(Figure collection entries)
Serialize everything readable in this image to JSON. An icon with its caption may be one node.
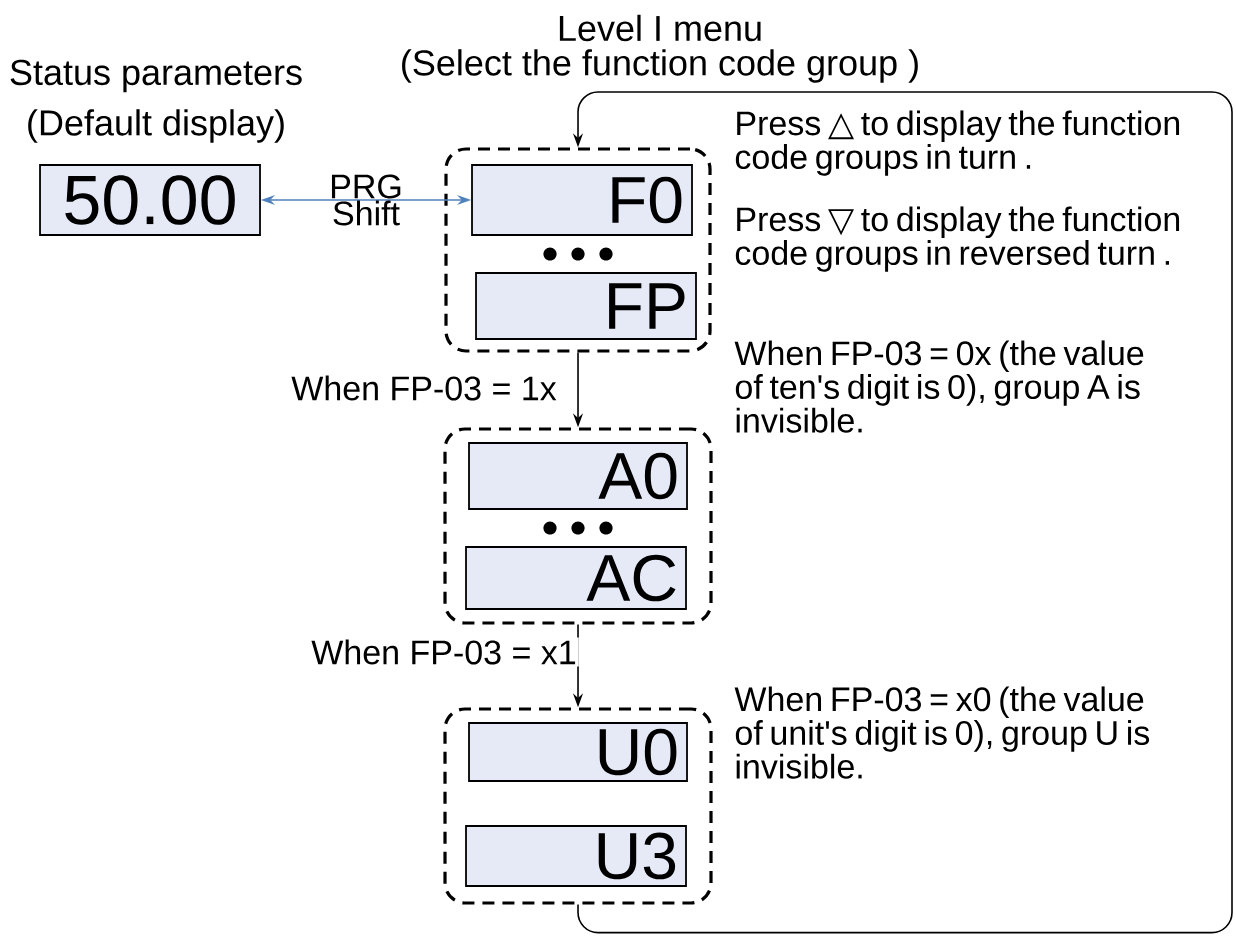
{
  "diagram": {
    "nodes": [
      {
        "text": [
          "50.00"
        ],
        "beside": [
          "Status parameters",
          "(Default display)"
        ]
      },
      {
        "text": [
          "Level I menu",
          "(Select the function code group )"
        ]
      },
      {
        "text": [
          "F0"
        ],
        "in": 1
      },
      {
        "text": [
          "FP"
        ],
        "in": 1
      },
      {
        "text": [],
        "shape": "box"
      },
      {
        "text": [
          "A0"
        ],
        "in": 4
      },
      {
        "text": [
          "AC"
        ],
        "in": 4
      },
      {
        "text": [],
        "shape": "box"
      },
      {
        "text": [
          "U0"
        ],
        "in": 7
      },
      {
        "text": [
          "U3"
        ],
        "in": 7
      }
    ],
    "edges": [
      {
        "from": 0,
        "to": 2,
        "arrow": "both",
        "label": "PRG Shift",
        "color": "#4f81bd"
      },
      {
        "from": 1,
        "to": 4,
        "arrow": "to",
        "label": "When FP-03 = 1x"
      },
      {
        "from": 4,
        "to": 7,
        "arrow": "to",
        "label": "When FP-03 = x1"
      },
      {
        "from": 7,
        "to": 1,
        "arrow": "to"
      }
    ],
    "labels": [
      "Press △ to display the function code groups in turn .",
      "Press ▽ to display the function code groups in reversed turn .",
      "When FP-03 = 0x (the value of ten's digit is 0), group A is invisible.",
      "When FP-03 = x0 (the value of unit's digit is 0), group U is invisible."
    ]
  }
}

◆ **TASK DETAILS**
Return every line of the preceding records in which the word "When" appears.

◆ **FULL ANSWER**
        "label": "When FP-03 = 1x"
        "label": "When FP-03 = x1"
      "When FP-03 = 0x (the value of ten's digit is 0), group A is invisible.",
      "When FP-03 = x0 (the value of unit's digit is 0), group U is invisible."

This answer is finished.